* **RECORDS FOR THIS EXERCISE**:
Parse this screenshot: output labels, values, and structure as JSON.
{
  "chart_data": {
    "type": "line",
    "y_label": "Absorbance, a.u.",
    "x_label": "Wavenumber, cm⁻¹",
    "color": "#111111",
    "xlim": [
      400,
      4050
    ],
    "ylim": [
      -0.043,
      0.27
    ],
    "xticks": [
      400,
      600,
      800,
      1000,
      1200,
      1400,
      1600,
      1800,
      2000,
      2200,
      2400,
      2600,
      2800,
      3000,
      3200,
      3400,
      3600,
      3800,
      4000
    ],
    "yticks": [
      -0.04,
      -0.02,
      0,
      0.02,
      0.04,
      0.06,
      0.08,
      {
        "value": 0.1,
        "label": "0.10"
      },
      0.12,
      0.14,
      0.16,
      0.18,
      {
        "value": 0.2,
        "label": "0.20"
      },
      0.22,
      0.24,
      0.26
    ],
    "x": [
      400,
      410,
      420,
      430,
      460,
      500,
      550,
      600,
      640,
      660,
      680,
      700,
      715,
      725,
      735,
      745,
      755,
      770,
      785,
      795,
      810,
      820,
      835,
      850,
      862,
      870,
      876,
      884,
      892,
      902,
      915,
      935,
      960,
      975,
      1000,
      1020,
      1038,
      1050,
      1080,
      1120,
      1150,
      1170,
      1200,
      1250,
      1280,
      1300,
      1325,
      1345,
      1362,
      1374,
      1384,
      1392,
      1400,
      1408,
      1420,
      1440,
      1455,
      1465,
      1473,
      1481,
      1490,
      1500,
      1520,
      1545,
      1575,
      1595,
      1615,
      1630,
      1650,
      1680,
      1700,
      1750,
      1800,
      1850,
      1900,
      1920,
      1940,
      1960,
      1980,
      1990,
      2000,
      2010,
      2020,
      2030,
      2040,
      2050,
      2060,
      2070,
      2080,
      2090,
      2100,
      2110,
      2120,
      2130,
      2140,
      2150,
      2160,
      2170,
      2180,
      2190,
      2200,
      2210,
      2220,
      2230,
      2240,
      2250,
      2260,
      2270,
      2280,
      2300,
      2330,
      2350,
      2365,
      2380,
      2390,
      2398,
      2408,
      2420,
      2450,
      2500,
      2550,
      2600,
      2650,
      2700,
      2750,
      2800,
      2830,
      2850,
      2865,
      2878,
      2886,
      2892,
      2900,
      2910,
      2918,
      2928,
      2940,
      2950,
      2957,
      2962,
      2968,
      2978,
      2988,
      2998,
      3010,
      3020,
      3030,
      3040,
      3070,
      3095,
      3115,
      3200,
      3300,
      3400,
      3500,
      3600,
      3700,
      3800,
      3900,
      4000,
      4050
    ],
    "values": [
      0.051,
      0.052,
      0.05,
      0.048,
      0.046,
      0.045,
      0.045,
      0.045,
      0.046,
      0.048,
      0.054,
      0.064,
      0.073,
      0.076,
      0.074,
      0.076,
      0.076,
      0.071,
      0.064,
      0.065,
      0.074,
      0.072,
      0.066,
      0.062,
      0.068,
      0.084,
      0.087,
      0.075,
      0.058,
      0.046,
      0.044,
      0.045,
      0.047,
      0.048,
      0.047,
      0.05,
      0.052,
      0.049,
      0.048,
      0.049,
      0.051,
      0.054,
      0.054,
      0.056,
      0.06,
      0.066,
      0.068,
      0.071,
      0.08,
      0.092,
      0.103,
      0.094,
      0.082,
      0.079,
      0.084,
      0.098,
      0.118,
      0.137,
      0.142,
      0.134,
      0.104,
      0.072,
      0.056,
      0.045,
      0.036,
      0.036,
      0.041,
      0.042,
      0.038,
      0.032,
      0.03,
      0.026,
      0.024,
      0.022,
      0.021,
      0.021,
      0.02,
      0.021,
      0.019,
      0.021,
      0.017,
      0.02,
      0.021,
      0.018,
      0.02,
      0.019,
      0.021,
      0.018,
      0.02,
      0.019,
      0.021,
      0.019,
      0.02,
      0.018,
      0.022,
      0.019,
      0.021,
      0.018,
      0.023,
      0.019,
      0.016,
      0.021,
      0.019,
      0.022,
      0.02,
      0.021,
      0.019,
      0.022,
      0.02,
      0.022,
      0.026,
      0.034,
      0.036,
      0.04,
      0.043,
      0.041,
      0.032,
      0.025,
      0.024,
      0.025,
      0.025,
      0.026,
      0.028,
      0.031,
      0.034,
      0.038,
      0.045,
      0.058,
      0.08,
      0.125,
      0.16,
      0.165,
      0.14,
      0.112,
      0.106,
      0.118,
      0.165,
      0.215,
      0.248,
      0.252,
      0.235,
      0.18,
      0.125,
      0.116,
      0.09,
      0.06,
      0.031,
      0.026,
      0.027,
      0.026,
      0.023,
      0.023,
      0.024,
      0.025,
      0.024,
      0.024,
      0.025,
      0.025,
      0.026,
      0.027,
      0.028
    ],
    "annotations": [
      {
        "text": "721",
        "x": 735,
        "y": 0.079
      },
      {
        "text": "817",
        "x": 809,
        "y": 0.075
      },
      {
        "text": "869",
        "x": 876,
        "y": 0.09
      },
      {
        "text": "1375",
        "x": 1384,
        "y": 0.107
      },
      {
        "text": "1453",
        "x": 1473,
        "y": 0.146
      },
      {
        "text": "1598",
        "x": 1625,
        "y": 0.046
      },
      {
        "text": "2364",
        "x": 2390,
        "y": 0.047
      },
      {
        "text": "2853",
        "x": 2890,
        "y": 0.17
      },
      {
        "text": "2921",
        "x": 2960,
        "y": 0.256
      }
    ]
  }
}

* **EXERCISE TASK**:
Repeat every line of the data, exactly and in full.

* **FINISHED TASK**:
Parse this screenshot: output labels, values, and structure as JSON.
{
  "chart_data": {
    "type": "line",
    "y_label": "Absorbance, a.u.",
    "x_label": "Wavenumber, cm⁻¹",
    "color": "#111111",
    "xlim": [
      400,
      4050
    ],
    "ylim": [
      -0.043,
      0.27
    ],
    "xticks": [
      400,
      600,
      800,
      1000,
      1200,
      1400,
      1600,
      1800,
      2000,
      2200,
      2400,
      2600,
      2800,
      3000,
      3200,
      3400,
      3600,
      3800,
      4000
    ],
    "yticks": [
      -0.04,
      -0.02,
      0,
      0.02,
      0.04,
      0.06,
      0.08,
      {
        "value": 0.1,
        "label": "0.10"
      },
      0.12,
      0.14,
      0.16,
      0.18,
      {
        "value": 0.2,
        "label": "0.20"
      },
      0.22,
      0.24,
      0.26
    ],
    "x": [
      400,
      410,
      420,
      430,
      460,
      500,
      550,
      600,
      640,
      660,
      680,
      700,
      715,
      725,
      735,
      745,
      755,
      770,
      785,
      795,
      810,
      820,
      835,
      850,
      862,
      870,
      876,
      884,
      892,
      902,
      915,
      935,
      960,
      975,
      1000,
      1020,
      1038,
      1050,
      1080,
      1120,
      1150,
      1170,
      1200,
      1250,
      1280,
      1300,
      1325,
      1345,
      1362,
      1374,
      1384,
      1392,
      1400,
      1408,
      1420,
      1440,
      1455,
      1465,
      1473,
      1481,
      1490,
      1500,
      1520,
      1545,
      1575,
      1595,
      1615,
      1630,
      1650,
      1680,
      1700,
      1750,
      1800,
      1850,
      1900,
      1920,
      1940,
      1960,
      1980,
      1990,
      2000,
      2010,
      2020,
      2030,
      2040,
      2050,
      2060,
      2070,
      2080,
      2090,
      2100,
      2110,
      2120,
      2130,
      2140,
      2150,
      2160,
      2170,
      2180,
      2190,
      2200,
      2210,
      2220,
      2230,
      2240,
      2250,
      2260,
      2270,
      2280,
      2300,
      2330,
      2350,
      2365,
      2380,
      2390,
      2398,
      2408,
      2420,
      2450,
      2500,
      2550,
      2600,
      2650,
      2700,
      2750,
      2800,
      2830,
      2850,
      2865,
      2878,
      2886,
      2892,
      2900,
      2910,
      2918,
      2928,
      2940,
      2950,
      2957,
      2962,
      2968,
      2978,
      2988,
      2998,
      3010,
      3020,
      3030,
      3040,
      3070,
      3095,
      3115,
      3200,
      3300,
      3400,
      3500,
      3600,
      3700,
      3800,
      3900,
      4000,
      4050
    ],
    "values": [
      0.051,
      0.052,
      0.05,
      0.048,
      0.046,
      0.045,
      0.045,
      0.045,
      0.046,
      0.048,
      0.054,
      0.064,
      0.073,
      0.076,
      0.074,
      0.076,
      0.076,
      0.071,
      0.064,
      0.065,
      0.074,
      0.072,
      0.066,
      0.062,
      0.068,
      0.084,
      0.087,
      0.075,
      0.058,
      0.046,
      0.044,
      0.045,
      0.047,
      0.048,
      0.047,
      0.05,
      0.052,
      0.049,
      0.048,
      0.049,
      0.051,
      0.054,
      0.054,
      0.056,
      0.06,
      0.066,
      0.068,
      0.071,
      0.08,
      0.092,
      0.103,
      0.094,
      0.082,
      0.079,
      0.084,
      0.098,
      0.118,
      0.137,
      0.142,
      0.134,
      0.104,
      0.072,
      0.056,
      0.045,
      0.036,
      0.036,
      0.041,
      0.042,
      0.038,
      0.032,
      0.03,
      0.026,
      0.024,
      0.022,
      0.021,
      0.021,
      0.02,
      0.021,
      0.019,
      0.021,
      0.017,
      0.02,
      0.021,
      0.018,
      0.02,
      0.019,
      0.021,
      0.018,
      0.02,
      0.019,
      0.021,
      0.019,
      0.02,
      0.018,
      0.022,
      0.019,
      0.021,
      0.018,
      0.023,
      0.019,
      0.016,
      0.021,
      0.019,
      0.022,
      0.02,
      0.021,
      0.019,
      0.022,
      0.02,
      0.022,
      0.026,
      0.034,
      0.036,
      0.04,
      0.043,
      0.041,
      0.032,
      0.025,
      0.024,
      0.025,
      0.025,
      0.026,
      0.028,
      0.031,
      0.034,
      0.038,
      0.045,
      0.058,
      0.08,
      0.125,
      0.16,
      0.165,
      0.14,
      0.112,
      0.106,
      0.118,
      0.165,
      0.215,
      0.248,
      0.252,
      0.235,
      0.18,
      0.125,
      0.116,
      0.09,
      0.06,
      0.031,
      0.026,
      0.027,
      0.026,
      0.023,
      0.023,
      0.024,
      0.025,
      0.024,
      0.024,
      0.025,
      0.025,
      0.026,
      0.027,
      0.028
    ],
    "annotations": [
      {
        "text": "721",
        "x": 735,
        "y": 0.079
      },
      {
        "text": "817",
        "x": 809,
        "y": 0.075
      },
      {
        "text": "869",
        "x": 876,
        "y": 0.09
      },
      {
        "text": "1375",
        "x": 1384,
        "y": 0.107
      },
      {
        "text": "1453",
        "x": 1473,
        "y": 0.146
      },
      {
        "text": "1598",
        "x": 1625,
        "y": 0.046
      },
      {
        "text": "2364",
        "x": 2390,
        "y": 0.047
      },
      {
        "text": "2853",
        "x": 2890,
        "y": 0.17
      },
      {
        "text": "2921",
        "x": 2960,
        "y": 0.256
      }
    ]
  }
}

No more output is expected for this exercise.